(Records to process)
-- -- --

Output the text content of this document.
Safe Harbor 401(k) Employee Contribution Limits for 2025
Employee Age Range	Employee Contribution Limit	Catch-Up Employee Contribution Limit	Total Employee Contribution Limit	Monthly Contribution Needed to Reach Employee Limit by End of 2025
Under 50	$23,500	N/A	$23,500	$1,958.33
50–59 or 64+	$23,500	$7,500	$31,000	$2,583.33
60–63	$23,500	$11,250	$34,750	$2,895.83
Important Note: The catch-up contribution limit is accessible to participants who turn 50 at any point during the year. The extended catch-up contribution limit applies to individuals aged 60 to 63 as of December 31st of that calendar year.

-- -- --

(What is being asked) Return the full listing, character for character.

(Result of the exercise)
Output the text content of this document.
Safe Harbor 401(k) Employee Contribution Limits for 2025
Employee Age Range	Employee Contribution Limit	Catch-Up Employee Contribution Limit	Total Employee Contribution Limit	Monthly Contribution Needed to Reach Employee Limit by End of 2025
Under 50	$23,500	N/A	$23,500	$1,958.33
50–59 or 64+	$23,500	$7,500	$31,000	$2,583.33
60–63	$23,500	$11,250	$34,750	$2,895.83
Important Note: The catch-up contribution limit is accessible to participants who turn 50 at any point during the year. The extended catch-up contribution limit applies to individuals aged 60 to 63 as of December 31st of that calendar year.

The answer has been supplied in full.